▶ [RECORD LIST]
= = = = = = =

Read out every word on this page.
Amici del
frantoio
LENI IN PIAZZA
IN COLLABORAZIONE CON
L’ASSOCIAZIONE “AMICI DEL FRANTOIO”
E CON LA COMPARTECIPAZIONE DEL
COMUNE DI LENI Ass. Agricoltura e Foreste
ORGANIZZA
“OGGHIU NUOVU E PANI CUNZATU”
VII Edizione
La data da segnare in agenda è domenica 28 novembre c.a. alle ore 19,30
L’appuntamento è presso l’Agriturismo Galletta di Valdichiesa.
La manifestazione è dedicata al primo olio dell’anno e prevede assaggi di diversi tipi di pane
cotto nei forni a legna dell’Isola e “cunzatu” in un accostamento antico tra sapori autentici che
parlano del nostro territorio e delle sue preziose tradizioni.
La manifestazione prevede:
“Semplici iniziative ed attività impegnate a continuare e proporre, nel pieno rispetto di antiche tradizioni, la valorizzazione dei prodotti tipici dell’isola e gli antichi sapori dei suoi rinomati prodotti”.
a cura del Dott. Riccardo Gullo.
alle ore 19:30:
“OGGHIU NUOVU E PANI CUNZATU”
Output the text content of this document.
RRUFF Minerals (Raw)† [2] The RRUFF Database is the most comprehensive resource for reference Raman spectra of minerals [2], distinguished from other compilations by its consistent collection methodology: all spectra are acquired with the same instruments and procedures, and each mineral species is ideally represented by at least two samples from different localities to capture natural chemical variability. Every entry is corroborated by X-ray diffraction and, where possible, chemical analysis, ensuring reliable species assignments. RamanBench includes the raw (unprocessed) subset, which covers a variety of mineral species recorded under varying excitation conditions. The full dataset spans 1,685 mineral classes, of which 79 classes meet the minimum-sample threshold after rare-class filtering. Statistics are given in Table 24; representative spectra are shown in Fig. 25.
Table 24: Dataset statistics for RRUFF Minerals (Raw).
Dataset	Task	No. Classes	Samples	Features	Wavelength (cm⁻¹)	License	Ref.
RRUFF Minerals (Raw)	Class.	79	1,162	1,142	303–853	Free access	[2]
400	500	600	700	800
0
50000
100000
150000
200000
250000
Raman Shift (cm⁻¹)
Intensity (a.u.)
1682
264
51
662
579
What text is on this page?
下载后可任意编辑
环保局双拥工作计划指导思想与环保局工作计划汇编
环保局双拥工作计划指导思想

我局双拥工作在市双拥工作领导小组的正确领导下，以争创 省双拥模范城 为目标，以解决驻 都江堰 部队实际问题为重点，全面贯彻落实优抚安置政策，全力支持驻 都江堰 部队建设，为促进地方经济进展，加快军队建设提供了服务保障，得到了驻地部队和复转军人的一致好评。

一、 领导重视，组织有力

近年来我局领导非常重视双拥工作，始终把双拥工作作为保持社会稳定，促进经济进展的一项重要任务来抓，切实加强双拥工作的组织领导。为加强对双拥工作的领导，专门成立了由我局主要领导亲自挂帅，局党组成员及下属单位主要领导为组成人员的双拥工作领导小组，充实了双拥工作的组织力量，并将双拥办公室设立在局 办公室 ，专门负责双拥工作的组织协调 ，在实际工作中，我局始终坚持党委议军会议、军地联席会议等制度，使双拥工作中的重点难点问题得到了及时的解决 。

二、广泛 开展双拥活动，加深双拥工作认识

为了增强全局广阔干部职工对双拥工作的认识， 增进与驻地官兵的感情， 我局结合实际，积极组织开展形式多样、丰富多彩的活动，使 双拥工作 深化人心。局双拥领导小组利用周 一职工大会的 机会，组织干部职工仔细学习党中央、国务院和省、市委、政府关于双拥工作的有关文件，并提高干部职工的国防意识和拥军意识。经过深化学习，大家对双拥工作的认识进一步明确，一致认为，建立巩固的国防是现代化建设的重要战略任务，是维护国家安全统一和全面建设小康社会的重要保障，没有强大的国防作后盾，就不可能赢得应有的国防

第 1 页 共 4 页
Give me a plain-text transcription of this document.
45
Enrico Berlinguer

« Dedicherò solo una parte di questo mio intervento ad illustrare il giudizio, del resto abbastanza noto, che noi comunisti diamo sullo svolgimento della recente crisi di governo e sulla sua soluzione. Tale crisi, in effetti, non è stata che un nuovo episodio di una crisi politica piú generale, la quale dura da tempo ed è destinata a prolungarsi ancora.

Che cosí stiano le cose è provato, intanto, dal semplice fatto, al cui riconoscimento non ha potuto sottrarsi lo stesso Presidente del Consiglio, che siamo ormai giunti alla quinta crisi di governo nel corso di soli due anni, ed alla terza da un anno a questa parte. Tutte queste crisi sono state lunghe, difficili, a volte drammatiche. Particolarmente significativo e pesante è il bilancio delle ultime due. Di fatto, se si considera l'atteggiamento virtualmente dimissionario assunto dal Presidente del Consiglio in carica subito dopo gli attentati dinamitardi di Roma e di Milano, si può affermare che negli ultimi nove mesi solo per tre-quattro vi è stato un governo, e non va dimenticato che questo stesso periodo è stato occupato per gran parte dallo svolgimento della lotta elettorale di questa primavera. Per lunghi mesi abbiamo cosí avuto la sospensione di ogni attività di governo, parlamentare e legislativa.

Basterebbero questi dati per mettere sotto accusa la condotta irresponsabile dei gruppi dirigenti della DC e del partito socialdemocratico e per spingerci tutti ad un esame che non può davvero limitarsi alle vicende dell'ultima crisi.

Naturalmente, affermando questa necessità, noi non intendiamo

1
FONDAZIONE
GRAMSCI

= = = = = = =

▶ [WHAT TO DO]
Go through the entries above and pull out each line with "LENI" in it.

▶ [OUTPUT FOR THIS TASK]
LENI IN PIAZZA
COMUNE DI LENI Ass. Agricoltura e Foreste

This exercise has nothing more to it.